(Figure record extracts)

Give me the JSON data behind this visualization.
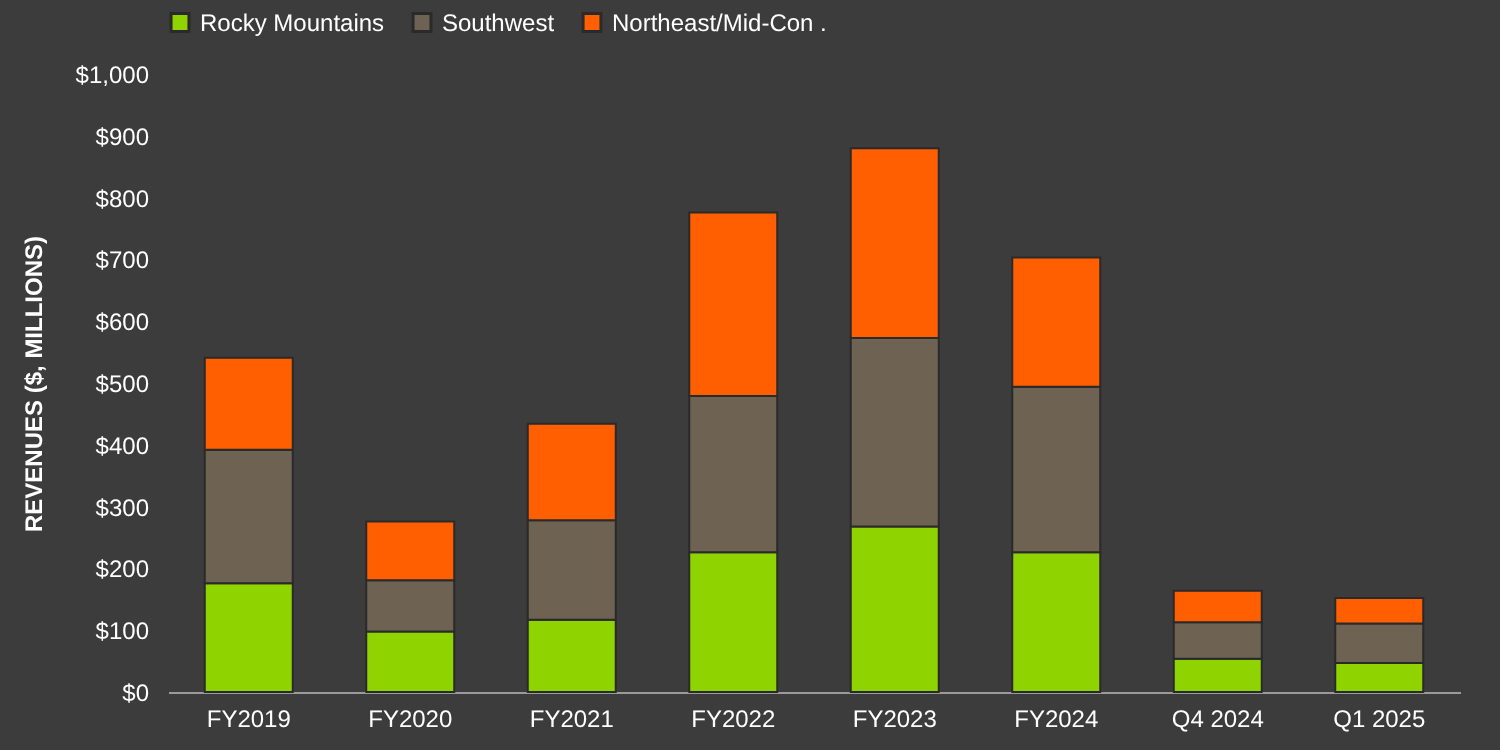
{
  "chart_data": {
    "type": "bar",
    "stacked": true,
    "ylabel": "REVENUES ($, MILLIONS)",
    "categories": [
      "FY2019",
      "FY2020",
      "FY2021",
      "FY2022",
      "FY2023",
      "FY2024",
      "Q4 2024",
      "Q1 2025"
    ],
    "series": [
      {
        "name": "Rocky Mountains",
        "color": "#8fd400",
        "values": [
          176,
          98,
          117,
          226,
          268,
          226,
          54,
          47
        ]
      },
      {
        "name": "Southwest",
        "color": "#6e6353",
        "values": [
          216,
          83,
          161,
          253,
          305,
          268,
          59,
          64
        ]
      },
      {
        "name": "Northeast/Mid-Con .",
        "color": "#ff5f00",
        "values": [
          149,
          95,
          156,
          297,
          307,
          209,
          51,
          41
        ]
      }
    ],
    "ylim": [
      0,
      1000
    ],
    "yticks": [
      {
        "value": 0,
        "label": "$0"
      },
      {
        "value": 100,
        "label": "$100"
      },
      {
        "value": 200,
        "label": "$200"
      },
      {
        "value": 300,
        "label": "$300"
      },
      {
        "value": 400,
        "label": "$400"
      },
      {
        "value": 500,
        "label": "$500"
      },
      {
        "value": 600,
        "label": "$600"
      },
      {
        "value": 700,
        "label": "$700"
      },
      {
        "value": 800,
        "label": "$800"
      },
      {
        "value": 900,
        "label": "$900"
      },
      {
        "value": 1000,
        "label": "$1,000"
      }
    ],
    "grid": false,
    "legend": "top"
  }
}
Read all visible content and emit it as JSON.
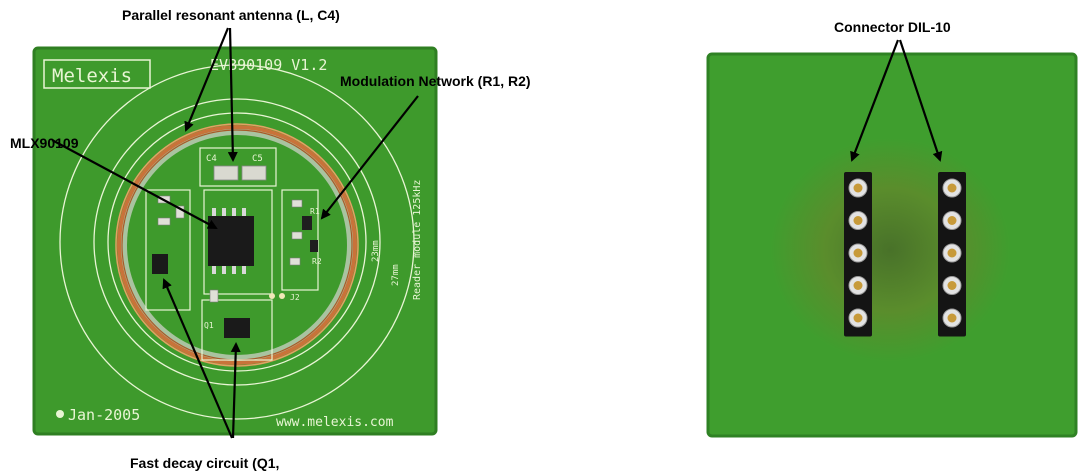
{
  "labels": {
    "antenna": "Parallel resonant antenna (L, C4)",
    "modulation": "Modulation Network (R1, R2)",
    "chip": "MLX90109",
    "fast_decay": "Fast decay circuit (Q1,",
    "connector": "Connector DIL-10"
  },
  "board_front": {
    "logo": "Melexis",
    "model": "EVB90109  V1.2",
    "side_text": "Reader module  125kHz",
    "date": "Jan-2005",
    "url": "www.melexis.com",
    "ring_23": "23mm",
    "ring_27": "27mm",
    "ref_c4": "C4",
    "ref_c5": "C5",
    "ref_r1": "R1",
    "ref_r2": "R2",
    "ref_q1": "Q1",
    "ref_j2": "J2"
  },
  "colors": {
    "pcb": "#3e9a2c",
    "pcb_dark": "#2f7f22",
    "silkscreen": "#e8f5d4",
    "copper_coil": "#c8733a",
    "ic_body": "#1a1a1a"
  },
  "connector": {
    "pins_per_row": 5,
    "rows": 2
  }
}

- PROBLEM DESCRIPTION: Output an exact copy of the material, with the pictures removed.

- RESULT FOR THIS EXERCISE:
Give me the JSON data behind this visualization.
{
  "chart_data": {
    "type": "bar",
    "stacked": true,
    "ylabel": "REVENUES ($, MILLIONS)",
    "categories": [
      "FY2019",
      "FY2020",
      "FY2021",
      "FY2022",
      "FY2023",
      "FY2024",
      "Q4 2024",
      "Q1 2025"
    ],
    "series": [
      {
        "name": "Rocky Mountains",
        "color": "#8fd400",
        "values": [
          176,
          98,
          117,
          226,
          268,
          226,
          54,
          47
        ]
      },
      {
        "name": "Southwest",
        "color": "#6e6353",
        "values": [
          216,
          83,
          161,
          253,
          305,
          268,
          59,
          64
        ]
      },
      {
        "name": "Northeast/Mid-Con .",
        "color": "#ff5f00",
        "values": [
          149,
          95,
          156,
          297,
          307,
          209,
          51,
          41
        ]
      }
    ],
    "ylim": [
      0,
      1000
    ],
    "yticks": [
      {
        "value": 0,
        "label": "$0"
      },
      {
        "value": 100,
        "label": "$100"
      },
      {
        "value": 200,
        "label": "$200"
      },
      {
        "value": 300,
        "label": "$300"
      },
      {
        "value": 400,
        "label": "$400"
      },
      {
        "value": 500,
        "label": "$500"
      },
      {
        "value": 600,
        "label": "$600"
      },
      {
        "value": 700,
        "label": "$700"
      },
      {
        "value": 800,
        "label": "$800"
      },
      {
        "value": 900,
        "label": "$900"
      },
      {
        "value": 1000,
        "label": "$1,000"
      }
    ],
    "grid": false,
    "legend": "top"
  }
}
Read all visible content and emit it as JSON.
{
  "labels": {
    "antenna": "Parallel resonant antenna (L, C4)",
    "modulation": "Modulation Network (R1, R2)",
    "chip": "MLX90109",
    "fast_decay": "Fast decay circuit (Q1,",
    "connector": "Connector DIL-10"
  },
  "board_front": {
    "logo": "Melexis",
    "model": "EVB90109  V1.2",
    "side_text": "Reader module  125kHz",
    "date": "Jan-2005",
    "url": "www.melexis.com",
    "ring_23": "23mm",
    "ring_27": "27mm",
    "ref_c4": "C4",
    "ref_c5": "C5",
    "ref_r1": "R1",
    "ref_r2": "R2",
    "ref_q1": "Q1",
    "ref_j2": "J2"
  },
  "colors": {
    "pcb": "#3e9a2c",
    "pcb_dark": "#2f7f22",
    "silkscreen": "#e8f5d4",
    "copper_coil": "#c8733a",
    "ic_body": "#1a1a1a"
  },
  "connector": {
    "pins_per_row": 5,
    "rows": 2
  }
}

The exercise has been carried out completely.